• **Instructions to follow**:
Set down each record below precisely, skipping the pictures.

• **Entries shown**:
-------
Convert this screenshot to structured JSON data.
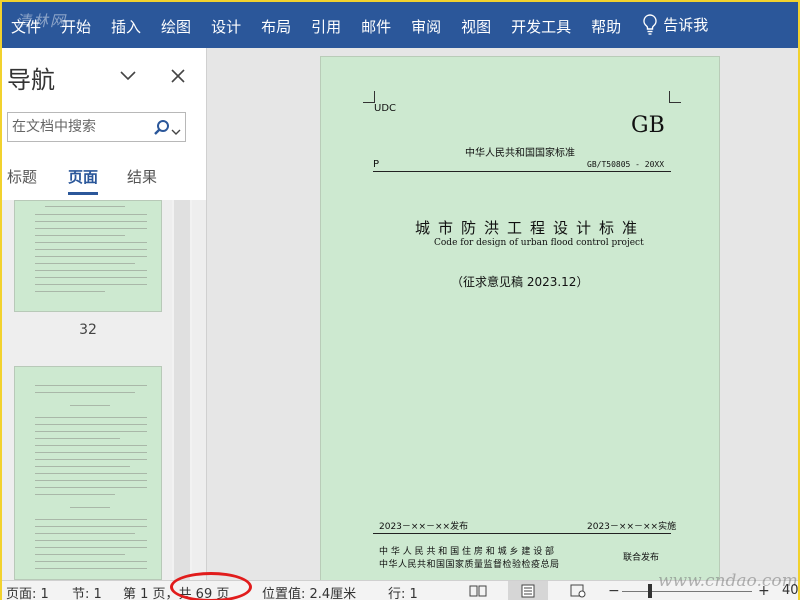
{
  "watermark_top": "清林网",
  "watermark_bottom": "www.cndao.com",
  "ribbon": {
    "tabs": [
      "文件",
      "开始",
      "插入",
      "绘图",
      "设计",
      "布局",
      "引用",
      "邮件",
      "审阅",
      "视图",
      "开发工具",
      "帮助"
    ],
    "tell_me": "告诉我",
    "color": "#2b579a"
  },
  "nav": {
    "title": "导航",
    "search_placeholder": "在文档中搜索",
    "tabs": [
      "标题",
      "页面",
      "结果"
    ],
    "active_tab": "页面",
    "thumbnail_page": "32"
  },
  "document": {
    "udc": "UDC",
    "gb": "GB",
    "std_title": "中华人民共和国国家标准",
    "p": "P",
    "code": "GB/T50805 - 20XX",
    "name_cn": "城市防洪工程设计标准",
    "name_en": "Code for design of urban flood control project",
    "draft": "（征求意见稿 2023.12）",
    "publish": "2023－××－××发布",
    "implement": "2023－××－××实施",
    "issuer_1": "中 华 人 民 共 和 国 住 房 和 城 乡 建 设 部",
    "issuer_2": "中华人民共和国国家质量监督检验检疫总局",
    "joint": "联合发布",
    "page_color": "#cde9d0"
  },
  "status": {
    "page": "页面: 1",
    "section": "节: 1",
    "page_of": "第 1 页，共 69 页",
    "position": "位置值: 2.4厘米",
    "line": "行: 1",
    "zoom": "40"
  }
}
-------
• **The response**:
Convert this screenshot to structured JSON data.
{
  "watermark_top": "清林网",
  "watermark_bottom": "www.cndao.com",
  "ribbon": {
    "tabs": [
      "文件",
      "开始",
      "插入",
      "绘图",
      "设计",
      "布局",
      "引用",
      "邮件",
      "审阅",
      "视图",
      "开发工具",
      "帮助"
    ],
    "tell_me": "告诉我",
    "color": "#2b579a"
  },
  "nav": {
    "title": "导航",
    "search_placeholder": "在文档中搜索",
    "tabs": [
      "标题",
      "页面",
      "结果"
    ],
    "active_tab": "页面",
    "thumbnail_page": "32"
  },
  "document": {
    "udc": "UDC",
    "gb": "GB",
    "std_title": "中华人民共和国国家标准",
    "p": "P",
    "code": "GB/T50805 - 20XX",
    "name_cn": "城市防洪工程设计标准",
    "name_en": "Code for design of urban flood control project",
    "draft": "（征求意见稿 2023.12）",
    "publish": "2023－××－××发布",
    "implement": "2023－××－××实施",
    "issuer_1": "中 华 人 民 共 和 国 住 房 和 城 乡 建 设 部",
    "issuer_2": "中华人民共和国国家质量监督检验检疫总局",
    "joint": "联合发布",
    "page_color": "#cde9d0"
  },
  "status": {
    "page": "页面: 1",
    "section": "节: 1",
    "page_of": "第 1 页，共 69 页",
    "position": "位置值: 2.4厘米",
    "line": "行: 1",
    "zoom": "40"
  }
}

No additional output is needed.